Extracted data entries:

----------

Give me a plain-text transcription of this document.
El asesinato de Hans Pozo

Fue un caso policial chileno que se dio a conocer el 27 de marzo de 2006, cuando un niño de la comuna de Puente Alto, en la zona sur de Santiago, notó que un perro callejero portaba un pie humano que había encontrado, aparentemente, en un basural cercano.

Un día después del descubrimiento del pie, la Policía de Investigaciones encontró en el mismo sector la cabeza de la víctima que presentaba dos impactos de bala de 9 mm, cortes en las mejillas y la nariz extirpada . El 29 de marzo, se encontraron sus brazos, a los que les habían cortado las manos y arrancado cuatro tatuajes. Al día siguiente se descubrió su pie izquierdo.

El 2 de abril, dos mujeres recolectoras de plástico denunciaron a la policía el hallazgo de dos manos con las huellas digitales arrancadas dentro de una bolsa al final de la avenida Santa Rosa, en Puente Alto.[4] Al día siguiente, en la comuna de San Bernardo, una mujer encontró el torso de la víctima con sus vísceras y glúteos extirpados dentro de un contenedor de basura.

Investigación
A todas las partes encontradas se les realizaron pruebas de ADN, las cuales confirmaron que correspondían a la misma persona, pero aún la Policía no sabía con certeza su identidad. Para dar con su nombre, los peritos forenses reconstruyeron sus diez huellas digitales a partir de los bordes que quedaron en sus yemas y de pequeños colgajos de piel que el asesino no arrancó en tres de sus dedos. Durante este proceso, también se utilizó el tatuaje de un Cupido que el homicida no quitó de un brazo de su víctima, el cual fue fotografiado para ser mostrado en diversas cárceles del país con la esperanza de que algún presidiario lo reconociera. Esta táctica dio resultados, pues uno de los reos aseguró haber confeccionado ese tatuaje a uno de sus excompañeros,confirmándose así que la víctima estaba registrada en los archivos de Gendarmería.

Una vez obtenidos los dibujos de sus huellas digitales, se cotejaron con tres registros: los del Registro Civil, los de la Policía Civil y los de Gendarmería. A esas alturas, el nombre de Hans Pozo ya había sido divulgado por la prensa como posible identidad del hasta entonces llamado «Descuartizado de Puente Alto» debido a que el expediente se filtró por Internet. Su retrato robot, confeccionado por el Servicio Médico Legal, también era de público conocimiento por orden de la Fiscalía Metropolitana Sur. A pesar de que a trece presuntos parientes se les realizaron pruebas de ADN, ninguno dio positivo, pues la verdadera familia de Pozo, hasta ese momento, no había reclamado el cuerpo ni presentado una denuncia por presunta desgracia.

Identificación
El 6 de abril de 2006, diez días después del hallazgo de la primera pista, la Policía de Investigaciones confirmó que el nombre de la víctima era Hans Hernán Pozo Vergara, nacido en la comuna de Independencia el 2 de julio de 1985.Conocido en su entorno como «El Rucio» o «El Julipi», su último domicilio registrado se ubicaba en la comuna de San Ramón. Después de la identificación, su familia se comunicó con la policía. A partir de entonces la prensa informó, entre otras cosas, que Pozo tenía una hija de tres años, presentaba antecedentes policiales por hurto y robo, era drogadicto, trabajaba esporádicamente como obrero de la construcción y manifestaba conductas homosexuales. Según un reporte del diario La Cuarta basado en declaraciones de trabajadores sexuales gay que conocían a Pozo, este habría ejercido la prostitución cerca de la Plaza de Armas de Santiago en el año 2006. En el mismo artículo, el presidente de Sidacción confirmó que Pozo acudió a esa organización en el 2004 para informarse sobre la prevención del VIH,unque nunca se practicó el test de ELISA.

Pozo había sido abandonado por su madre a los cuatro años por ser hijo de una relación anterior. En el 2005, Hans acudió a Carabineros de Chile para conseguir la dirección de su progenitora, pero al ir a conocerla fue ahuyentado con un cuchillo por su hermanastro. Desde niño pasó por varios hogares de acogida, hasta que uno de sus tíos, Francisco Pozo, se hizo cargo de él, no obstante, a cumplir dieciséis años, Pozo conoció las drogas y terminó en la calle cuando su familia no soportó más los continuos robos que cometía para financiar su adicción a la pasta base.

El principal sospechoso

----------

Generate an exact reproduction of all entries.

Result:
Give me a plain-text transcription of this document.
El asesinato de Hans Pozo

Fue un caso policial chileno que se dio a conocer el 27 de marzo de 2006, cuando un niño de la comuna de Puente Alto, en la zona sur de Santiago, notó que un perro callejero portaba un pie humano que había encontrado, aparentemente, en un basural cercano.

Un día después del descubrimiento del pie, la Policía de Investigaciones encontró en el mismo sector la cabeza de la víctima que presentaba dos impactos de bala de 9 mm, cortes en las mejillas y la nariz extirpada . El 29 de marzo, se encontraron sus brazos, a los que les habían cortado las manos y arrancado cuatro tatuajes. Al día siguiente se descubrió su pie izquierdo.

El 2 de abril, dos mujeres recolectoras de plástico denunciaron a la policía el hallazgo de dos manos con las huellas digitales arrancadas dentro de una bolsa al final de la avenida Santa Rosa, en Puente Alto.[4] Al día siguiente, en la comuna de San Bernardo, una mujer encontró el torso de la víctima con sus vísceras y glúteos extirpados dentro de un contenedor de basura.

Investigación
A todas las partes encontradas se les realizaron pruebas de ADN, las cuales confirmaron que correspondían a la misma persona, pero aún la Policía no sabía con certeza su identidad. Para dar con su nombre, los peritos forenses reconstruyeron sus diez huellas digitales a partir de los bordes que quedaron en sus yemas y de pequeños colgajos de piel que el asesino no arrancó en tres de sus dedos. Durante este proceso, también se utilizó el tatuaje de un Cupido que el homicida no quitó de un brazo de su víctima, el cual fue fotografiado para ser mostrado en diversas cárceles del país con la esperanza de que algún presidiario lo reconociera. Esta táctica dio resultados, pues uno de los reos aseguró haber confeccionado ese tatuaje a uno de sus excompañeros,confirmándose así que la víctima estaba registrada en los archivos de Gendarmería.

Una vez obtenidos los dibujos de sus huellas digitales, se cotejaron con tres registros: los del Registro Civil, los de la Policía Civil y los de Gendarmería. A esas alturas, el nombre de Hans Pozo ya había sido divulgado por la prensa como posible identidad del hasta entonces llamado «Descuartizado de Puente Alto» debido a que el expediente se filtró por Internet. Su retrato robot, confeccionado por el Servicio Médico Legal, también era de público conocimiento por orden de la Fiscalía Metropolitana Sur. A pesar de que a trece presuntos parientes se les realizaron pruebas de ADN, ninguno dio positivo, pues la verdadera familia de Pozo, hasta ese momento, no había reclamado el cuerpo ni presentado una denuncia por presunta desgracia.

Identificación
El 6 de abril de 2006, diez días después del hallazgo de la primera pista, la Policía de Investigaciones confirmó que el nombre de la víctima era Hans Hernán Pozo Vergara, nacido en la comuna de Independencia el 2 de julio de 1985.Conocido en su entorno como «El Rucio» o «El Julipi», su último domicilio registrado se ubicaba en la comuna de San Ramón. Después de la identificación, su familia se comunicó con la policía. A partir de entonces la prensa informó, entre otras cosas, que Pozo tenía una hija de tres años, presentaba antecedentes policiales por hurto y robo, era drogadicto, trabajaba esporádicamente como obrero de la construcción y manifestaba conductas homosexuales. Según un reporte del diario La Cuarta basado en declaraciones de trabajadores sexuales gay que conocían a Pozo, este habría ejercido la prostitución cerca de la Plaza de Armas de Santiago en el año 2006. En el mismo artículo, el presidente de Sidacción confirmó que Pozo acudió a esa organización en el 2004 para informarse sobre la prevención del VIH,unque nunca se practicó el test de ELISA.

Pozo había sido abandonado por su madre a los cuatro años por ser hijo de una relación anterior. En el 2005, Hans acudió a Carabineros de Chile para conseguir la dirección de su progenitora, pero al ir a conocerla fue ahuyentado con un cuchillo por su hermanastro. Desde niño pasó por varios hogares de acogida, hasta que uno de sus tíos, Francisco Pozo, se hizo cargo de él, no obstante, a cumplir dieciséis años, Pozo conoció las drogas y terminó en la calle cuando su familia no soportó más los continuos robos que cometía para financiar su adicción a la pasta base.

El principal sospechoso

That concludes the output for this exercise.